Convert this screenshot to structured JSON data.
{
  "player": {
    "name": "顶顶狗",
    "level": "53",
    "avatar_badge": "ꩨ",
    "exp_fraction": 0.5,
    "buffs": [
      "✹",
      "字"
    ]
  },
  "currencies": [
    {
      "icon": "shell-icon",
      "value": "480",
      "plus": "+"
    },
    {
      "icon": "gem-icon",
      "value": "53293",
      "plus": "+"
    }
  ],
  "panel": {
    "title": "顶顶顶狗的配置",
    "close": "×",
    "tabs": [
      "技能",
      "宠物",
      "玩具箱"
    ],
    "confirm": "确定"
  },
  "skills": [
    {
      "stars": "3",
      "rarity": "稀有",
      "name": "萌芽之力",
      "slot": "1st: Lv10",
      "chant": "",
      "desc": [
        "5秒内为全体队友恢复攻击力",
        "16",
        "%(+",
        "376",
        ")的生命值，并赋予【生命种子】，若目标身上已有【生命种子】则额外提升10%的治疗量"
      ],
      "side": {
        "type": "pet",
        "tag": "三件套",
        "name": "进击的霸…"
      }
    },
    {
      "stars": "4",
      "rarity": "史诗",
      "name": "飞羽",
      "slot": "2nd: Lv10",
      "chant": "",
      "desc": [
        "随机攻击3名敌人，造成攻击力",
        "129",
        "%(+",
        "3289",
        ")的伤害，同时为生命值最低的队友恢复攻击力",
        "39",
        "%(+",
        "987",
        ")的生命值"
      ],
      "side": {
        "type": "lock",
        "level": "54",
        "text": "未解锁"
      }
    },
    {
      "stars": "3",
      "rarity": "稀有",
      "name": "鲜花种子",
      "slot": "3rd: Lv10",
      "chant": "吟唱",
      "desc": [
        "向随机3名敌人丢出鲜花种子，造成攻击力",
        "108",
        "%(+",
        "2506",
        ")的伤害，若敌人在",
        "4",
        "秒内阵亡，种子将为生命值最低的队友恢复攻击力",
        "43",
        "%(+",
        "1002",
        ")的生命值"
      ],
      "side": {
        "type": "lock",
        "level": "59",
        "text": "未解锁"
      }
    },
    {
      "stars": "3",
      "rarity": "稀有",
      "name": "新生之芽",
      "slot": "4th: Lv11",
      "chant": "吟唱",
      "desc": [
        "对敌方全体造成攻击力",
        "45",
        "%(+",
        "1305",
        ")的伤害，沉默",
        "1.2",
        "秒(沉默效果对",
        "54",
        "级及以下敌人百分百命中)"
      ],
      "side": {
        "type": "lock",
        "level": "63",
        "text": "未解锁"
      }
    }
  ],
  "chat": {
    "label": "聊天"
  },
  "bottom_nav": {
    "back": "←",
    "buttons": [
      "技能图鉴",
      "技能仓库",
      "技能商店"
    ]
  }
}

Exercise objective:
Copy out all lines where the word "slot" appears.

Result:
      "slot": "1st: Lv10",
      "slot": "2nd: Lv10",
      "slot": "3rd: Lv10",
      "slot": "4th: Lv11",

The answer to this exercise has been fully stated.